Tarea a realizar 1
Según el fragmento sobre medicina y tuberculosis, ¿en medio de qué crisis se produce el boom del padre Mario?
Tarea a realizar 2
Prosigue el fragmento sobre medicina y tuberculosis a partir de su última oración.

Fragmento fuente
════════════════

Los partidarios de Pueyo reclamaban su derecho al medicamento, más allá de que su eficacia estuviera probada o no.
–Reclamaban el derecho a un tratamiento cuya inofensividad ya había sido probada. Esto entraba en tensión con los médicos, que decían: “No está probado que es inocuo, así que nosotros estamos preservando la salud de estos individuos, que no saben lo que están haciendo”. En un libro que estoy preparando sobre la tuberculosis sigo la trayectoria de un enfermo. Cuando el tipo empieza a toser mucho, empieza con la medicina hogareña. Después se le abre un abanico de posibilidades: puede irse a Córdoba –gran parte de los hoteles de los sindicatos que florecieron con el primer peronismo eran sanatorios para tuberculosos cuyo negocio se desarmó con la llegada de los antibióticos, dando lugar al turismo de masas–, puede ir al dispensario barrial o al consultorio de un médico particular. En cada una de estas instancias decide activamente. A lo largo del siglo XX hay un proceso que es claro: la sociedad se medicaliza cada vez más. Con el retiro del Estado y la crisis de la salud pública empiezan a florecer las medicinas que están por fuera de la medicina diplomada. Pero yo creo que existieron siempre. El punto clave aparece cuando la medicina diplomada no tiene ofertas eficaces y las medicinas alternativas se hacen más públicas. El boom del padre Mario se produce en medio de la crisis de la medicina pública de los ochenta. Evidentemente, el padre Mario salía a responder algún tipo de necesidad que no estaba satisfecha por la medicina diplomada. Eso no quiere decir que con la debacle actual vayan a empezar a funcionar los curanderos. Pero, en vez de pensar un modelo médico totalmente hegemónico, habría que pensar un modelo de complementariedad de sistemas médicos o sistemas de atención en el que otra vez, en mayor o menor medida, quien ocupe el centro sea el enfermo. Pero no como cliente sometido a los protocolos del poder sino como protagonista activo, para señalar su capacidad de resistencia, adaptación o negociación.

════════════════

Datos del ejercicio
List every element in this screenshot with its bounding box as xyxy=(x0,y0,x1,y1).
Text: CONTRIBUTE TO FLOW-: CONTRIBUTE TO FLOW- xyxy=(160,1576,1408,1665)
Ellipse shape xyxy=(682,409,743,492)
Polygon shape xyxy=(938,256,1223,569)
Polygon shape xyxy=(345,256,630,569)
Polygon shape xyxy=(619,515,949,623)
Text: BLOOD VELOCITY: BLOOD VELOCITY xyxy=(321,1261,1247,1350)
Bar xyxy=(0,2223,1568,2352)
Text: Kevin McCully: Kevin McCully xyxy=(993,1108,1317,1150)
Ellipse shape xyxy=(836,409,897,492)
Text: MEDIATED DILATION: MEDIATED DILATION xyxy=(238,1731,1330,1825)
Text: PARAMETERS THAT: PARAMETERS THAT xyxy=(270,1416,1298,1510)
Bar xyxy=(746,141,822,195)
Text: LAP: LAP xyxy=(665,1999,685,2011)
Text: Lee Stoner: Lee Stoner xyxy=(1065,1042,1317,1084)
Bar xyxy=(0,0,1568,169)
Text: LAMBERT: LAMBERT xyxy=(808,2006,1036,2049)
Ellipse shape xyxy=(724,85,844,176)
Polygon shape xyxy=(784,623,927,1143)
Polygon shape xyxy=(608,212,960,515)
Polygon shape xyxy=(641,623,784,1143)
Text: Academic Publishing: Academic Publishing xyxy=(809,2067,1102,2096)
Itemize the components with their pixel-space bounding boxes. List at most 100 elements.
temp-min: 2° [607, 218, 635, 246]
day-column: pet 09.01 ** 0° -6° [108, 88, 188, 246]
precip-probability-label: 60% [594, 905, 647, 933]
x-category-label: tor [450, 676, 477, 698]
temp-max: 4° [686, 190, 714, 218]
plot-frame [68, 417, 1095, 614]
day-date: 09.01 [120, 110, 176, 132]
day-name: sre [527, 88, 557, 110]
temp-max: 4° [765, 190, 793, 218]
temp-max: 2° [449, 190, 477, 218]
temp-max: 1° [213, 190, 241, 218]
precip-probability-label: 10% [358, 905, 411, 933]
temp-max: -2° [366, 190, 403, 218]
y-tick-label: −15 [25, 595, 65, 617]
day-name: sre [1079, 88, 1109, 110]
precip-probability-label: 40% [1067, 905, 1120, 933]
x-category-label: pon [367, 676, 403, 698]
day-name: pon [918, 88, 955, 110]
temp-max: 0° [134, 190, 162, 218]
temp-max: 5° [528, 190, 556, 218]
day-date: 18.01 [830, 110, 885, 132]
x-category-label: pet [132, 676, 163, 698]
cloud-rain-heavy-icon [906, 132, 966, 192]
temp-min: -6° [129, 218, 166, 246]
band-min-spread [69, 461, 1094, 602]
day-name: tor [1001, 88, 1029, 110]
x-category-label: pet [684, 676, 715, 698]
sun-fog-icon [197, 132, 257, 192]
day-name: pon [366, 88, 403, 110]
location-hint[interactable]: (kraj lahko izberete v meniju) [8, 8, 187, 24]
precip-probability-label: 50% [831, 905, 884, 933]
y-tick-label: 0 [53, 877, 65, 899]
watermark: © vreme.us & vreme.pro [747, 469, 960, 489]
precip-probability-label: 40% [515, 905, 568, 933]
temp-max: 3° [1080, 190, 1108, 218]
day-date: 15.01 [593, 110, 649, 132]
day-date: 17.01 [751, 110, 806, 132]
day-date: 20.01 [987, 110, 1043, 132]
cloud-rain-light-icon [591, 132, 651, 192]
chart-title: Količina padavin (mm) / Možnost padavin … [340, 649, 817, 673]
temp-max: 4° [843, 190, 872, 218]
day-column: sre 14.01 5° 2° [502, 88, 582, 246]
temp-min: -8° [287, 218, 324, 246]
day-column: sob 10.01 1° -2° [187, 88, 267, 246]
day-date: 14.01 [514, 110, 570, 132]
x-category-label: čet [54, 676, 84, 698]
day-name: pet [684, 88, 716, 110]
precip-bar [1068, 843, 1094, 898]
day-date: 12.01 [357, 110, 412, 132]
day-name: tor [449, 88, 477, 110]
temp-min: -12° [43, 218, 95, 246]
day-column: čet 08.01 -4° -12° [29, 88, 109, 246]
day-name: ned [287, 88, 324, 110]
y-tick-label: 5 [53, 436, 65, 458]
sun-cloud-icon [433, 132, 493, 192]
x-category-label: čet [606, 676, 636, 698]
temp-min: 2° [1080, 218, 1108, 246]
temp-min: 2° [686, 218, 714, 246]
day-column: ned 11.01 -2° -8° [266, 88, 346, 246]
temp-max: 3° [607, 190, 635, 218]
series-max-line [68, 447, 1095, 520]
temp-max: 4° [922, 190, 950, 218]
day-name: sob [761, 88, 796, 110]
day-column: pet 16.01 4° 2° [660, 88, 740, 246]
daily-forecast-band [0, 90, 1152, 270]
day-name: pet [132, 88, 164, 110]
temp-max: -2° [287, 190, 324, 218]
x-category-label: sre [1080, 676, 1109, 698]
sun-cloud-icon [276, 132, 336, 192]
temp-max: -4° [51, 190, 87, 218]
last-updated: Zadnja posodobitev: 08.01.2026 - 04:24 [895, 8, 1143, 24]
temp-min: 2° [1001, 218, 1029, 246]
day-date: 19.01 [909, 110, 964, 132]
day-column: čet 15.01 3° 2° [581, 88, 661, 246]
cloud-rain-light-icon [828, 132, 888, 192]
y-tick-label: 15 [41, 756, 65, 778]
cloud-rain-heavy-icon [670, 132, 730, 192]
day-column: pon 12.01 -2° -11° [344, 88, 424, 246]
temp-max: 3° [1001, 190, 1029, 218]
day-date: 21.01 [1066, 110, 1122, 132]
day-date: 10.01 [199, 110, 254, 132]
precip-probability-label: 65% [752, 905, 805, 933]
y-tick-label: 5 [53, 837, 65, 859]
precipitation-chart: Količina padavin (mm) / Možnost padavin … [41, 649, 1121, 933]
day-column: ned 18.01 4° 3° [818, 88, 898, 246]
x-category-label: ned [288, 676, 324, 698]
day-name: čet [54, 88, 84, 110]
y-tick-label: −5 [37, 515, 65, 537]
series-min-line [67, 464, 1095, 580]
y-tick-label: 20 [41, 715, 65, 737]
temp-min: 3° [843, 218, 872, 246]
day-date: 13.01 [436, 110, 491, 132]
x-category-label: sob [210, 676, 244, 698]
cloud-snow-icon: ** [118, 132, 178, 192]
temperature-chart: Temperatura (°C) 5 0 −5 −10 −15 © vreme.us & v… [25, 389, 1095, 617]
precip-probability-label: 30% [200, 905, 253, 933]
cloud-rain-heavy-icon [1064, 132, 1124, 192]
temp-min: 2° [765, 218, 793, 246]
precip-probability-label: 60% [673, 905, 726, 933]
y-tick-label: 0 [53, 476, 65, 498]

════════════════

Resultado de la tarea 1
En medio de la crisis de la medicina pública de los ochenta.

Resultado de la tarea 2
¿Esta clase de investigaciones tiene algún tipo de proyección estratégica?
–Me parece que, si la tienen, es la misma que le doy a cualquier esfuerzo de análisis histórico: dar cuenta de la complejidad de un acontecimiento. Yo, personalmente –supongo que la gente que participa de Entre médicos y curanderos... coincidiría–, no creo que la historia sea una escuela de la vida, ni que de ella salgan elecciones para incidir en el presente. Lo que sí creo es que la historia puede ayudar a aquellos que están modelando políticas en la coyuntura contemporánea, en el sentido de hacerles entender que las cosas no son tan sencillas. La gente que trata de hacer una historia renovada de la enfermedad y la salud es cautelosa; en especial los que hacen historia de la salud pública, que son los que tienen una agenda política más marcada –algo así anuncio yo en la nota introductoria de este libro– y quieren escribir una historia de cara al poder. Si van a dar cuenta de cómo se combatió la epidemia de cólera a principios del siglo XX, se van a cuidar mucho de confundir esa descripción con una prescripción de cómo combatirla eficientemente a finales del siglo XX. La nueva historia de la salud pública no se propone prescribir ni mostrar caminos a los que quieren definir políticas; se propone advertir. Nadie está trabajando en esto para definir una política.